ENTRIES:
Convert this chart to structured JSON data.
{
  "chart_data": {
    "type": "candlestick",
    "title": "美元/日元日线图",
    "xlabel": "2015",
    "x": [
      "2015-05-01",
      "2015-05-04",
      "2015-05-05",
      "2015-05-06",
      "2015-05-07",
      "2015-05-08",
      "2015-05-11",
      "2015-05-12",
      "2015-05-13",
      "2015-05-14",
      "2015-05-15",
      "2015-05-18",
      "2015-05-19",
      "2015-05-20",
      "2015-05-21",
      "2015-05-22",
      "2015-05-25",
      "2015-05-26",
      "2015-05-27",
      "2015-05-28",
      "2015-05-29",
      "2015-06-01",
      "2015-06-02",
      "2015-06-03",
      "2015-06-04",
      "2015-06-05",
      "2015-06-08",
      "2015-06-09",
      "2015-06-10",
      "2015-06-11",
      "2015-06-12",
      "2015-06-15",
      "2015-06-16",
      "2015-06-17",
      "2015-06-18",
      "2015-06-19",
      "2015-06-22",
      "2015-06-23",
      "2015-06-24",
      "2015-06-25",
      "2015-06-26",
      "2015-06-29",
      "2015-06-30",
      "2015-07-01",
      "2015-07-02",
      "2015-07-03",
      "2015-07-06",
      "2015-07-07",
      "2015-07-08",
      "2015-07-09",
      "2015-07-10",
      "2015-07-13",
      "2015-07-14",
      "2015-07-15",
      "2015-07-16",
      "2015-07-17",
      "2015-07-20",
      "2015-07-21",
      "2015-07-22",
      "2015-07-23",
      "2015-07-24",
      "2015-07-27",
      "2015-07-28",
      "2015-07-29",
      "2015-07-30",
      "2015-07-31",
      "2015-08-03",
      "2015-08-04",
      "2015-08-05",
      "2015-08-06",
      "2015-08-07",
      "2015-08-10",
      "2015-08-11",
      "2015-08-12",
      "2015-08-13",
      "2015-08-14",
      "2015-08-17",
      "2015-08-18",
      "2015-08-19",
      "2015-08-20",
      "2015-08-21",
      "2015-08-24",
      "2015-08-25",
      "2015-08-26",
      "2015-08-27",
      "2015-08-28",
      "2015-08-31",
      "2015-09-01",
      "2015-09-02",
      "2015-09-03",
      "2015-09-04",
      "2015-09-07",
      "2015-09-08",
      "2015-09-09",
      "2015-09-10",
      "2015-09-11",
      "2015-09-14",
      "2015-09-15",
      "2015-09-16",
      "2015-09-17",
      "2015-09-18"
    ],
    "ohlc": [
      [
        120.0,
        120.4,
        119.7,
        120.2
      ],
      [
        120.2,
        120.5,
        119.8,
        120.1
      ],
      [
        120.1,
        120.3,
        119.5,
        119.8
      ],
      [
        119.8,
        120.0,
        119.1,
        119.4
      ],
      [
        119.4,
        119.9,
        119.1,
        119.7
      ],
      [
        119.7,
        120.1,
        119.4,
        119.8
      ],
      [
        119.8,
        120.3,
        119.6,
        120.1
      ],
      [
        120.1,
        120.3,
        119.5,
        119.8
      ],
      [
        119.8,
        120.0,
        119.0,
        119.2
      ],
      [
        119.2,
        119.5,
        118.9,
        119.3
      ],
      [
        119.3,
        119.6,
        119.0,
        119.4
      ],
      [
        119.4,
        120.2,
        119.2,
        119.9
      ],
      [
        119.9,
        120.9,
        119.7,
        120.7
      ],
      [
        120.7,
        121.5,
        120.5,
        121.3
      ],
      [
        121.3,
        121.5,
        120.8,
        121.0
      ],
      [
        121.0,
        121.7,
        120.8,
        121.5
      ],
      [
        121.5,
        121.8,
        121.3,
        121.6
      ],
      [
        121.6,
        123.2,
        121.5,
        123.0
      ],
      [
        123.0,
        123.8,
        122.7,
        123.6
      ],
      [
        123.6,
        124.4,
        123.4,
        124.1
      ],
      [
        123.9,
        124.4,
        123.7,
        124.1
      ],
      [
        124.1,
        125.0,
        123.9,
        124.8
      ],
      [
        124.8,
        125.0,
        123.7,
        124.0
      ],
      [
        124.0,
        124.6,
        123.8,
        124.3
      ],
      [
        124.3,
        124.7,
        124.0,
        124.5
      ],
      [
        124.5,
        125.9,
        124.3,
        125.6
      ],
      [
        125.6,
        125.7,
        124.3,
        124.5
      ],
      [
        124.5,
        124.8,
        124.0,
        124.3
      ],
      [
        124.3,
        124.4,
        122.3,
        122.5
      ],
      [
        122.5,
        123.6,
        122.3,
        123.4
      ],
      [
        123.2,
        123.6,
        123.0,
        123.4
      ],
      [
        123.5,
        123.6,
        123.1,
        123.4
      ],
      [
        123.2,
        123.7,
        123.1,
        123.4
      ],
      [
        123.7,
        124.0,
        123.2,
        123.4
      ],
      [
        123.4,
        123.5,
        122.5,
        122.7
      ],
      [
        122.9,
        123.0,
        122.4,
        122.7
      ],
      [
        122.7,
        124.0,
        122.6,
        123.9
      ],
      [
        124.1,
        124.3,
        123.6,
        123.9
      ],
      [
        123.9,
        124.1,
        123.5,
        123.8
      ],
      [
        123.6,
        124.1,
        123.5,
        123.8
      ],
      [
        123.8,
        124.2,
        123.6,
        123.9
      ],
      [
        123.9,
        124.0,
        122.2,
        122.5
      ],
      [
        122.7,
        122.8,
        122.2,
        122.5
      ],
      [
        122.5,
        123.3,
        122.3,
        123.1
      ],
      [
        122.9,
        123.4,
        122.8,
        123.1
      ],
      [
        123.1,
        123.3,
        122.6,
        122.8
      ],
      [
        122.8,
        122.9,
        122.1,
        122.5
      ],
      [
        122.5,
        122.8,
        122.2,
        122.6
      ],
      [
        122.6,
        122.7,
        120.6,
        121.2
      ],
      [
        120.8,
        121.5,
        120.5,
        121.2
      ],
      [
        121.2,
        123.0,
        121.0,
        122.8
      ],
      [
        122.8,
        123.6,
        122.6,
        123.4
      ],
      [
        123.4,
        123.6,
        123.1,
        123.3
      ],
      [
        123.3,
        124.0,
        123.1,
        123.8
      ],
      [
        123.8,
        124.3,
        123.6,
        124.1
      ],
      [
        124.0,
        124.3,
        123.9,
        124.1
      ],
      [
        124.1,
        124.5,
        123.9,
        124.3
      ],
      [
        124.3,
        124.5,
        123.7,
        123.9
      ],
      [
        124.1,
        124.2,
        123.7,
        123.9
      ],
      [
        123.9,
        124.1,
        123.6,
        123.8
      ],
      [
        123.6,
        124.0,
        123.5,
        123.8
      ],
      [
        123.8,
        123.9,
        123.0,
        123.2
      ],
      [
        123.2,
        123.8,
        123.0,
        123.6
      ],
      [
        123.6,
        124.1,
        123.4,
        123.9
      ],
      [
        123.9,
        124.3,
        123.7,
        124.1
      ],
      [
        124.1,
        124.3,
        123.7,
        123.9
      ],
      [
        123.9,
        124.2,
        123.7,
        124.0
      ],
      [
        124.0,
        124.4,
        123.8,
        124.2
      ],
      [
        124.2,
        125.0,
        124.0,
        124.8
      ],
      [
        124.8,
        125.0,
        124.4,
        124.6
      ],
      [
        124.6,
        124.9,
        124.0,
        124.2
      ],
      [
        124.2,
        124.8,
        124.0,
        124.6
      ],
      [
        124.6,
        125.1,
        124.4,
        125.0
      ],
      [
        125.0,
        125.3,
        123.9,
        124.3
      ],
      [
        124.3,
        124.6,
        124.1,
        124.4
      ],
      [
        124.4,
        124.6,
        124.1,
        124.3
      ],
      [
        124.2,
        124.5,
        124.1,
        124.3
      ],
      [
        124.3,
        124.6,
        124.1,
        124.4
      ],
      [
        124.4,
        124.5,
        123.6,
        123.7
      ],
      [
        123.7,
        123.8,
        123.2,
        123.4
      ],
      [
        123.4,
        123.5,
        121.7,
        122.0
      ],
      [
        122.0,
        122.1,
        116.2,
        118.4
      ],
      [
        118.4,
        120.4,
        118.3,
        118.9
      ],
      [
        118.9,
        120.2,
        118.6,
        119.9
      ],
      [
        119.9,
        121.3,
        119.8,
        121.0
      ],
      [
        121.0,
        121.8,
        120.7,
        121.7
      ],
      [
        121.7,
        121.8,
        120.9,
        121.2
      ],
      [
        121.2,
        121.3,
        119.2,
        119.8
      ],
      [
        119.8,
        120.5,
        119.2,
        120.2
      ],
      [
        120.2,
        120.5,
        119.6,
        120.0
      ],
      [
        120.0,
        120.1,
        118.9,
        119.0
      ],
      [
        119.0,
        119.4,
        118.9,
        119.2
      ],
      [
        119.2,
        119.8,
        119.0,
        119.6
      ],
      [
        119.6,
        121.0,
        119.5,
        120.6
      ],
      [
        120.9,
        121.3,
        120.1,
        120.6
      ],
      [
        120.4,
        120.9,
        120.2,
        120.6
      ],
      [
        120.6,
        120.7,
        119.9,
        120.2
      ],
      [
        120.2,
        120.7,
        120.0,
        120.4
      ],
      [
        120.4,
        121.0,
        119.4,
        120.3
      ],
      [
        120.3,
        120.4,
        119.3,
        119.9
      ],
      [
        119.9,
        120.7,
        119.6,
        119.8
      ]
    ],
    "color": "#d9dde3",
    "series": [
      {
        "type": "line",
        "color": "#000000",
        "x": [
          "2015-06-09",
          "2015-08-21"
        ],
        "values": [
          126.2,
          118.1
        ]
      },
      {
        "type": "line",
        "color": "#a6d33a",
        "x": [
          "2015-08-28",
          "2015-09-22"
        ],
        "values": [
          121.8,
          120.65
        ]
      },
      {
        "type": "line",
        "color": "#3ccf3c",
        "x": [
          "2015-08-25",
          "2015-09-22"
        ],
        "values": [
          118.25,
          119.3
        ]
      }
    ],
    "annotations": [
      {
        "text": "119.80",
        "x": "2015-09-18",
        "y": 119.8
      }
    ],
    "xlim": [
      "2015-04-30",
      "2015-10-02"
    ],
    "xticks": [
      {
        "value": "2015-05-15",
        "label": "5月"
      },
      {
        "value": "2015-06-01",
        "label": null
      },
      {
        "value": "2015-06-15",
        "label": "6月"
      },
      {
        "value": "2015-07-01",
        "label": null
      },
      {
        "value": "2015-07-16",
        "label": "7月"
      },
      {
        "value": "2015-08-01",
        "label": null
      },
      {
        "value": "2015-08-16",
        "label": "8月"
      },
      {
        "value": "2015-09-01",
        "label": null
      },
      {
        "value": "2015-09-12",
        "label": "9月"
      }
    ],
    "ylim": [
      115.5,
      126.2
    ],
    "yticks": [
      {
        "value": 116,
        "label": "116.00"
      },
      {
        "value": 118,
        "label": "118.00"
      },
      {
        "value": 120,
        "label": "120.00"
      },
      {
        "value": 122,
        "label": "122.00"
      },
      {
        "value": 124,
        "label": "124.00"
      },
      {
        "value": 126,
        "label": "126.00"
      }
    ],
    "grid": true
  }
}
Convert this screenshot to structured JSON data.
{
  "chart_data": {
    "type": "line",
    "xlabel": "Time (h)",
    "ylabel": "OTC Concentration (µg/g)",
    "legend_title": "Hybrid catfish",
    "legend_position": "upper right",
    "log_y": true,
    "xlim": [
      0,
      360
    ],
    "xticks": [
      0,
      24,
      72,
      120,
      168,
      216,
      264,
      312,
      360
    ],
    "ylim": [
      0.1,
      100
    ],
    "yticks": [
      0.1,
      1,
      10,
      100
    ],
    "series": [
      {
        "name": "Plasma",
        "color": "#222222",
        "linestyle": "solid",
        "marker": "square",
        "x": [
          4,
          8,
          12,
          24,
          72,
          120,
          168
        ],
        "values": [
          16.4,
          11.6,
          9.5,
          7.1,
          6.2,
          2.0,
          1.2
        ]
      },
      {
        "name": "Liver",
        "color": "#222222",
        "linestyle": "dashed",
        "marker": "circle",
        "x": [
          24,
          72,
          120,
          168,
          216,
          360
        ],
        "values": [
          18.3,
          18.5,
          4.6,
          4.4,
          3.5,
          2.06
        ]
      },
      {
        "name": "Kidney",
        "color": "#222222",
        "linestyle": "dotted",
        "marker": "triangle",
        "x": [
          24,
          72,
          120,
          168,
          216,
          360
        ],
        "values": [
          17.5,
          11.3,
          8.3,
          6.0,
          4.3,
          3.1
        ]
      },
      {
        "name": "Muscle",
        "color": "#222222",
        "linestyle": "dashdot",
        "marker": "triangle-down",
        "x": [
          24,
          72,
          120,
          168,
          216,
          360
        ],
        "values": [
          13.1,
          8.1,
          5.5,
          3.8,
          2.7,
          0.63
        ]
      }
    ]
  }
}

GIVEN REQUEST: Report how many lines contain "JSON". Give nothing but the number.

SOLUTION TO THIS TASK: 2